Written exercise: Scan the listing below. Report each line that includes "State".

┄┄┄┄┄┄

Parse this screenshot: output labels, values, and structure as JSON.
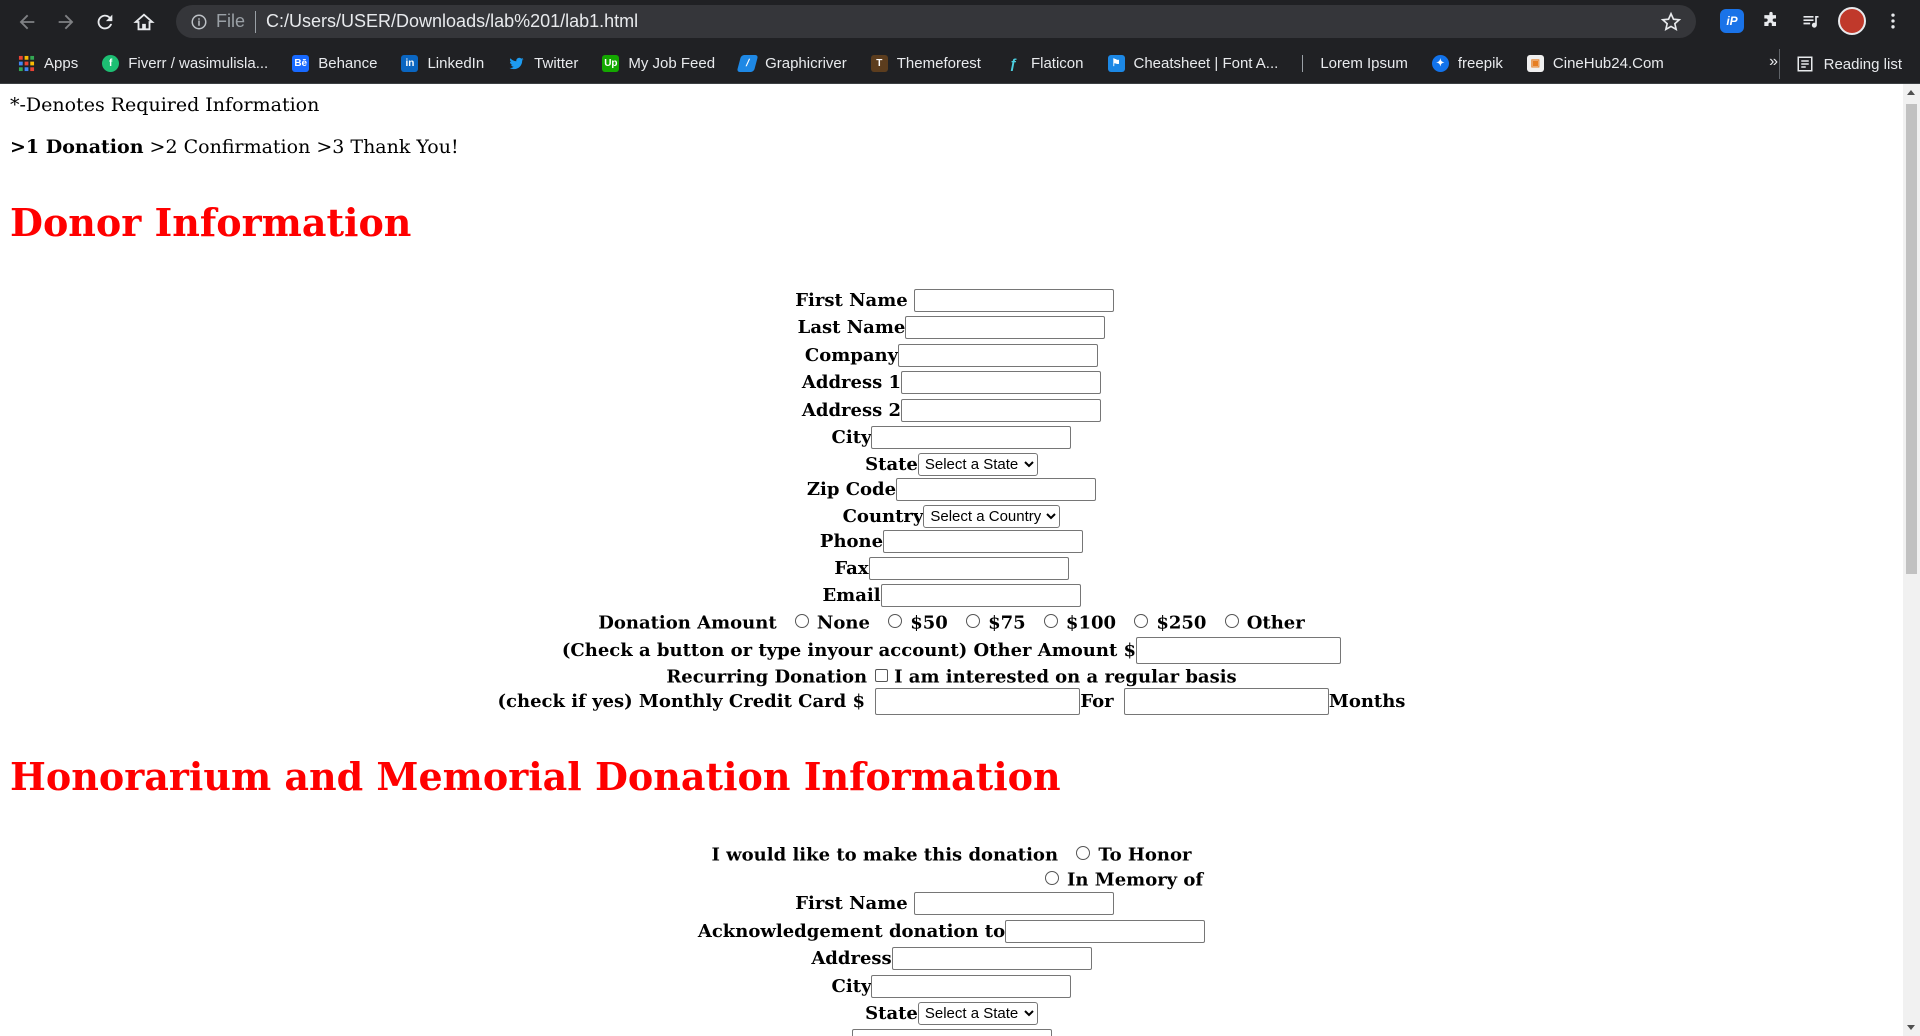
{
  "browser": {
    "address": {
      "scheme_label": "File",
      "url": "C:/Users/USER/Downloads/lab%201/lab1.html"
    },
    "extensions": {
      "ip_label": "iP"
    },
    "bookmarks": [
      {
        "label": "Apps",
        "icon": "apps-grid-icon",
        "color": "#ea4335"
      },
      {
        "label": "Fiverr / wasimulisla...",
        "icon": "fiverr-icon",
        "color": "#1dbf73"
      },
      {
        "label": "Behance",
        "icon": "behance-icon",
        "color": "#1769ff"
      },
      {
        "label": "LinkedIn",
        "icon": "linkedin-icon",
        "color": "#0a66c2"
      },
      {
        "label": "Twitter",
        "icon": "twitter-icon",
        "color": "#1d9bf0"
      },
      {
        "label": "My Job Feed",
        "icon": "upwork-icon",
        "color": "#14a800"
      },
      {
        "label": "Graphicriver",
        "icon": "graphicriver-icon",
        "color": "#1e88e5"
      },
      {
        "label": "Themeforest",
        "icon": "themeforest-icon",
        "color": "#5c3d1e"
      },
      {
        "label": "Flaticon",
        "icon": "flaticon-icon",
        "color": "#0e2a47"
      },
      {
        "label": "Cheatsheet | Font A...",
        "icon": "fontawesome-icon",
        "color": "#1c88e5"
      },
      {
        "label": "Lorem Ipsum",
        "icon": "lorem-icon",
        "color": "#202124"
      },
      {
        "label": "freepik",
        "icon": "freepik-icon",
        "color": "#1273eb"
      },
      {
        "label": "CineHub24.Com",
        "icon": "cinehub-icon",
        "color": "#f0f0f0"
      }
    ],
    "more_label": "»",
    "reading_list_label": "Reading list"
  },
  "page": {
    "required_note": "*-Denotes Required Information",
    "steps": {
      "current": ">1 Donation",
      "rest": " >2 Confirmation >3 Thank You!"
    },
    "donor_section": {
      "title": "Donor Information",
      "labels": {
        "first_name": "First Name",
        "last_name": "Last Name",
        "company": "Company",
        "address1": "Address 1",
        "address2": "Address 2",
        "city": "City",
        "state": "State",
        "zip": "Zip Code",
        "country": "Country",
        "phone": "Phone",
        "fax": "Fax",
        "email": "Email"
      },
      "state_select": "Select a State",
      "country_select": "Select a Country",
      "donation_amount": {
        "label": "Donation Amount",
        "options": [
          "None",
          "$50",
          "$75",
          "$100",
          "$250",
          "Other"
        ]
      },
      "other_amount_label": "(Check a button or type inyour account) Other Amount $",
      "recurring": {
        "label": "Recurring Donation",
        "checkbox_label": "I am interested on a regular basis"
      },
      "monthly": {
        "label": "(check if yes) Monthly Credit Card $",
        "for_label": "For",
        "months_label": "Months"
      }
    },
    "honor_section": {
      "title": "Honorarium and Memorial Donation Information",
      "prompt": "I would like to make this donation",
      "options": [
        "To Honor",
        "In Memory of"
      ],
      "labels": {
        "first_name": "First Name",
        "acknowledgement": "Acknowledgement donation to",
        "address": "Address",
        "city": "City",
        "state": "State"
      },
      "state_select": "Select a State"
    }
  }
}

┄┄┄┄┄┄

Full answer:
        "state": "State",
      "state_select": "Select a State",
        "state": "State"
      "state_select": "Select a State"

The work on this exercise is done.